**LISTED ENTRIES:**
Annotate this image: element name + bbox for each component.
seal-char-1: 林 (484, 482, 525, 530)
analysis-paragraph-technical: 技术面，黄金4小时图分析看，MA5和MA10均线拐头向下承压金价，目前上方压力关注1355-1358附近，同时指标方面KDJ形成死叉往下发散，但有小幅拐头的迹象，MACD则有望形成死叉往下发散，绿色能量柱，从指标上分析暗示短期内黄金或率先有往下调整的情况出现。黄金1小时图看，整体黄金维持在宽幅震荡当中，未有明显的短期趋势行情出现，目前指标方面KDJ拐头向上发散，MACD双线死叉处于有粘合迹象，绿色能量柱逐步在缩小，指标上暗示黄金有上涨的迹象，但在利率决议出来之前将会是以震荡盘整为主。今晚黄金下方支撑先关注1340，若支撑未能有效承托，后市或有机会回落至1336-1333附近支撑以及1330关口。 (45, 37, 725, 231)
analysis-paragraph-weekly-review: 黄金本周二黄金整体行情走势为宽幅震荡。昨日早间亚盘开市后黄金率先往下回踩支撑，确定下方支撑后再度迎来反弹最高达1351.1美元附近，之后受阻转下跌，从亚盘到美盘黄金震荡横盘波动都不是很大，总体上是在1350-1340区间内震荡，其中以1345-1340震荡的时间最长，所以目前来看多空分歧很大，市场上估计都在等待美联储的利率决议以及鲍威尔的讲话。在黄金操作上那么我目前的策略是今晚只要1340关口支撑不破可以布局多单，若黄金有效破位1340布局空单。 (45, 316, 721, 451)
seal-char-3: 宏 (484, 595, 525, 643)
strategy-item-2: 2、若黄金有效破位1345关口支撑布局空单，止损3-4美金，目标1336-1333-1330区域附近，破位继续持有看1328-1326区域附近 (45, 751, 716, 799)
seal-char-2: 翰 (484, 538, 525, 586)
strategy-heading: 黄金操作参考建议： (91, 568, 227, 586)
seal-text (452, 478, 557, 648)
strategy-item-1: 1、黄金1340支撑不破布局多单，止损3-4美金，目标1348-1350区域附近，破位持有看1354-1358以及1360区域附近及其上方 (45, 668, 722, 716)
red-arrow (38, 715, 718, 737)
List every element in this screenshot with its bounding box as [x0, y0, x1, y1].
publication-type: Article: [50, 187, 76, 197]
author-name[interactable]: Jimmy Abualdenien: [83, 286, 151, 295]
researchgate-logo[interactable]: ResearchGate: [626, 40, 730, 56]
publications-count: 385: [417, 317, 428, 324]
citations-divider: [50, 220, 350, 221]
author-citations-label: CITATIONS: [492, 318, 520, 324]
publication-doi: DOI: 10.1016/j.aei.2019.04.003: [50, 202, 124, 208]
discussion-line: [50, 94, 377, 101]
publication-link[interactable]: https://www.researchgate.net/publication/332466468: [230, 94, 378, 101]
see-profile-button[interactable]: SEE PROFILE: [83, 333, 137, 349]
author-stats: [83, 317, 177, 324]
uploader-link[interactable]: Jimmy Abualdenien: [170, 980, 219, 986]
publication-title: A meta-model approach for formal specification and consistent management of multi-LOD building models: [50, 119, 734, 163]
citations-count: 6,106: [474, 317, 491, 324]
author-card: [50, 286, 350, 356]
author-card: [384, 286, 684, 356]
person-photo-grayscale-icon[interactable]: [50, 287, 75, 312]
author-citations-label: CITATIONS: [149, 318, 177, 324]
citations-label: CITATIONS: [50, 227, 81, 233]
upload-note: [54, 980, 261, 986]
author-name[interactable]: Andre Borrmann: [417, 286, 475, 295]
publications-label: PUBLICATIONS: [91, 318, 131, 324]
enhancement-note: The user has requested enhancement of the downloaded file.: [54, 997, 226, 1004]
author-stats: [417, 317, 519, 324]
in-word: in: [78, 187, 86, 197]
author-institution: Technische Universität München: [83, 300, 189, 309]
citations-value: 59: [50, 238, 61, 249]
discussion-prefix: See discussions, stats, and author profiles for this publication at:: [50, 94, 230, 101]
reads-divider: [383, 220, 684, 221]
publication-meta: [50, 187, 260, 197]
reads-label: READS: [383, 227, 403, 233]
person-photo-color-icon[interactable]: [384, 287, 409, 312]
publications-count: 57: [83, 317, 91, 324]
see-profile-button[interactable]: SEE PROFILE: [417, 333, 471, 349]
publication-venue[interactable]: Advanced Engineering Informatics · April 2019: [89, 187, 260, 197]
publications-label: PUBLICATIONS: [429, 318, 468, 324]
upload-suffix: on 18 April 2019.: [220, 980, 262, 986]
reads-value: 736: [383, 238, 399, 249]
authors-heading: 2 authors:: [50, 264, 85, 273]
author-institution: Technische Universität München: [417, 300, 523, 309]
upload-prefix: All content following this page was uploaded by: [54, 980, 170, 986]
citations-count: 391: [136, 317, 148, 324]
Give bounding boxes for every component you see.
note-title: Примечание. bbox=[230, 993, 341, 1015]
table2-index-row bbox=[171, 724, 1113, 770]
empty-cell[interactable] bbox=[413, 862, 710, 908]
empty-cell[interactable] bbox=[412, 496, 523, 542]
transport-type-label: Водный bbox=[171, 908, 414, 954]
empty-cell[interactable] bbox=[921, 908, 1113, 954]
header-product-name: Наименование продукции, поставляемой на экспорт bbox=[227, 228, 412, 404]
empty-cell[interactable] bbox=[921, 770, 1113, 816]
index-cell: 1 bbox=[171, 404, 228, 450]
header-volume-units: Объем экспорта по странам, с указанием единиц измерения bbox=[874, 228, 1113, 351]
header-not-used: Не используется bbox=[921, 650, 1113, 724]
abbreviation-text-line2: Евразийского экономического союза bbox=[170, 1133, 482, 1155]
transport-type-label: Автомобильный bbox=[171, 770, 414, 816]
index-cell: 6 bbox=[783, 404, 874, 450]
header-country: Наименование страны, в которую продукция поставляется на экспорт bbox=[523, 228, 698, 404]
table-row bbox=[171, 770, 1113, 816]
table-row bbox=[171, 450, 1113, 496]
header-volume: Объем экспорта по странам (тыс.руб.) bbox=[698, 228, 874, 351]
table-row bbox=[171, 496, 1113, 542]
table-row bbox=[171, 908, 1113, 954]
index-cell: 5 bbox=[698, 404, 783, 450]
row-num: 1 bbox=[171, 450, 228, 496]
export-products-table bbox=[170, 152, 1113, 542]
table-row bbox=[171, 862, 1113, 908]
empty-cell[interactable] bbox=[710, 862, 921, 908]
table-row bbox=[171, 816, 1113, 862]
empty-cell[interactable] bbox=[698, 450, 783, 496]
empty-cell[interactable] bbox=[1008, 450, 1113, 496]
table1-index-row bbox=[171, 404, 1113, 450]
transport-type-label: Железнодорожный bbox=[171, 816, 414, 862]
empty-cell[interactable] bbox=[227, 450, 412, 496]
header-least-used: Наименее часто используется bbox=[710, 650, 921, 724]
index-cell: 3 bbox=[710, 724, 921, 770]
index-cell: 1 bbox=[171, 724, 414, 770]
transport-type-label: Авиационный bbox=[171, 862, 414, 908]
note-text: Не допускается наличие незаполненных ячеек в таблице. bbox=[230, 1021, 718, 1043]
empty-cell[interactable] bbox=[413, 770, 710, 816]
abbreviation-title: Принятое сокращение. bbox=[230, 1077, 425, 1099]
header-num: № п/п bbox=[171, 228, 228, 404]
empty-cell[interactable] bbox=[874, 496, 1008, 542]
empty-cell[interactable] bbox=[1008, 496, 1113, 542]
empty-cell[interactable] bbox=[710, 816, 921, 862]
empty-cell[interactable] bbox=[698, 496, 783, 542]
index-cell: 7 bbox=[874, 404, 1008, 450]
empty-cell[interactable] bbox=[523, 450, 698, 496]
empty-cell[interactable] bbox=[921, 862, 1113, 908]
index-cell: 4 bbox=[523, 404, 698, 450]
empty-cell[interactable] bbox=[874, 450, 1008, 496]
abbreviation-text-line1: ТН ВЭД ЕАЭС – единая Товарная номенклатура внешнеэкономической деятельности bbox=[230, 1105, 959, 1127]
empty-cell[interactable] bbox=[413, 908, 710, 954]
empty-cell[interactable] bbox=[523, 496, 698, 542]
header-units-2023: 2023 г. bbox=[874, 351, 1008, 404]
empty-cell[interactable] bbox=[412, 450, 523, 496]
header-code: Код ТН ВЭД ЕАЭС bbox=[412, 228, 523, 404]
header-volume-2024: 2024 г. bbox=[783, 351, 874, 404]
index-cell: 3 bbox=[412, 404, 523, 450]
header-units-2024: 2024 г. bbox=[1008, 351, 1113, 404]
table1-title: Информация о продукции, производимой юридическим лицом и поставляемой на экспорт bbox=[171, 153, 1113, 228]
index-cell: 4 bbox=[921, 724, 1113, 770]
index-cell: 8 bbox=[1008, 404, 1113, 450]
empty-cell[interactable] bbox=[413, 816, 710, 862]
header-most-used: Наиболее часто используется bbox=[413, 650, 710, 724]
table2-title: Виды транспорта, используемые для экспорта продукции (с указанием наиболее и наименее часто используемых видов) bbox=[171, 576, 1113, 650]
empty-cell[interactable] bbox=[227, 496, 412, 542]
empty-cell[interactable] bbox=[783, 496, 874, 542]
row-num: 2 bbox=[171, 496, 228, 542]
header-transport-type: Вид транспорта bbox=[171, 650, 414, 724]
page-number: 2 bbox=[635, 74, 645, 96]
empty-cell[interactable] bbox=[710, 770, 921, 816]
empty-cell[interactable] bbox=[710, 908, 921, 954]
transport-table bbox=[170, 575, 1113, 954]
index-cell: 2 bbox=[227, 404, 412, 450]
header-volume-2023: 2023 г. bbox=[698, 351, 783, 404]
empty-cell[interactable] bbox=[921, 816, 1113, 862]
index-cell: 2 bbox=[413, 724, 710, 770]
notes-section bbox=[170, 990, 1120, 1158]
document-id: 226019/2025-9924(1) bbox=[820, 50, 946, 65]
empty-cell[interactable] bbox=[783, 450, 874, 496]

**REQUIREMENTS:** Please lay out the lines as a numbered list, beginning with the very first line and stopping after the line that contains "980, 219, 986]". Leave out any blank lines.

**ANSWER TO THIS TASK:**
1. Annotate this image: element name + bbox for each component.
2. seal-char-1: 林 (484, 482, 525, 530)
3. analysis-paragraph-technical: 技术面，黄金4小时图分析看，MA5和MA10均线拐头向下承压金价，目前上方压力关注1355-1358附近，同时指标方面KDJ形成死叉往下发散，但有小幅拐头的迹象，MACD则有望形成死叉往下发散，绿色能量柱，从指标上分析暗示短期内黄金或率先有往下调整的情况出现。黄金1小时图看，整体黄金维持在宽幅震荡当中，未有明显的短期趋势行情出现，目前指标方面KDJ拐头向上发散，MACD双线死叉处于有粘合迹象，绿色能量柱逐步在缩小，指标上暗示黄金有上涨的迹象，但在利率决议出来之前将会是以震荡盘整为主。今晚黄金下方支撑先关注1340，若支撑未能有效承托，后市或有机会回落至1336-1333附近支撑以及1330关口。 (45, 37, 725, 231)
4. analysis-paragraph-weekly-review: 黄金本周二黄金整体行情走势为宽幅震荡。昨日早间亚盘开市后黄金率先往下回踩支撑，确定下方支撑后再度迎来反弹最高达1351.1美元附近，之后受阻转下跌，从亚盘到美盘黄金震荡横盘波动都不是很大，总体上是在1350-1340区间内震荡，其中以1345-1340震荡的时间最长，所以目前来看多空分歧很大，市场上估计都在等待美联储的利率决议以及鲍威尔的讲话。在黄金操作上那么我目前的策略是今晚只要1340关口支撑不破可以布局多单，若黄金有效破位1340布局空单。 (45, 316, 721, 451)
5. seal-char-3: 宏 (484, 595, 525, 643)
6. strategy-item-2: 2、若黄金有效破位1345关口支撑布局空单，止损3-4美金，目标1336-1333-1330区域附近，破位继续持有看1328-1326区域附近 (45, 751, 716, 799)
7. seal-char-2: 翰 (484, 538, 525, 586)
8. strategy-heading: 黄金操作参考建议： (91, 568, 227, 586)
9. seal-text (452, 478, 557, 648)
10. strategy-item-1: 1、黄金1340支撑不破布局多单，止损3-4美金，目标1348-1350区域附近，破位持有看1354-1358以及1360区域附近及其上方 (45, 668, 722, 716)
11. red-arrow (38, 715, 718, 737)
12. List every element in this screenshot with its bounding box as [x0, y0, x1, y1].
13. publication-type: Article: [50, 187, 76, 197]
14. author-name[interactable]: Jimmy Abualdenien: [83, 286, 151, 295]
15. researchgate-logo[interactable]: ResearchGate: [626, 40, 730, 56]
16. publications-count: 385: [417, 317, 428, 324]
17. citations-divider: [50, 220, 350, 221]
18. author-citations-label: CITATIONS: [492, 318, 520, 324]
19. publication-doi: DOI: 10.1016/j.aei.2019.04.003: [50, 202, 124, 208]
20. discussion-line: [50, 94, 377, 101]
21. publication-link[interactable]: https://www.researchgate.net/publication/332466468: [230, 94, 378, 101]
22. see-profile-button[interactable]: SEE PROFILE: [83, 333, 137, 349]
23. author-stats: [83, 317, 177, 324]
24. uploader-link[interactable]: Jimmy Abualdenien: [170, 980, 219, 986]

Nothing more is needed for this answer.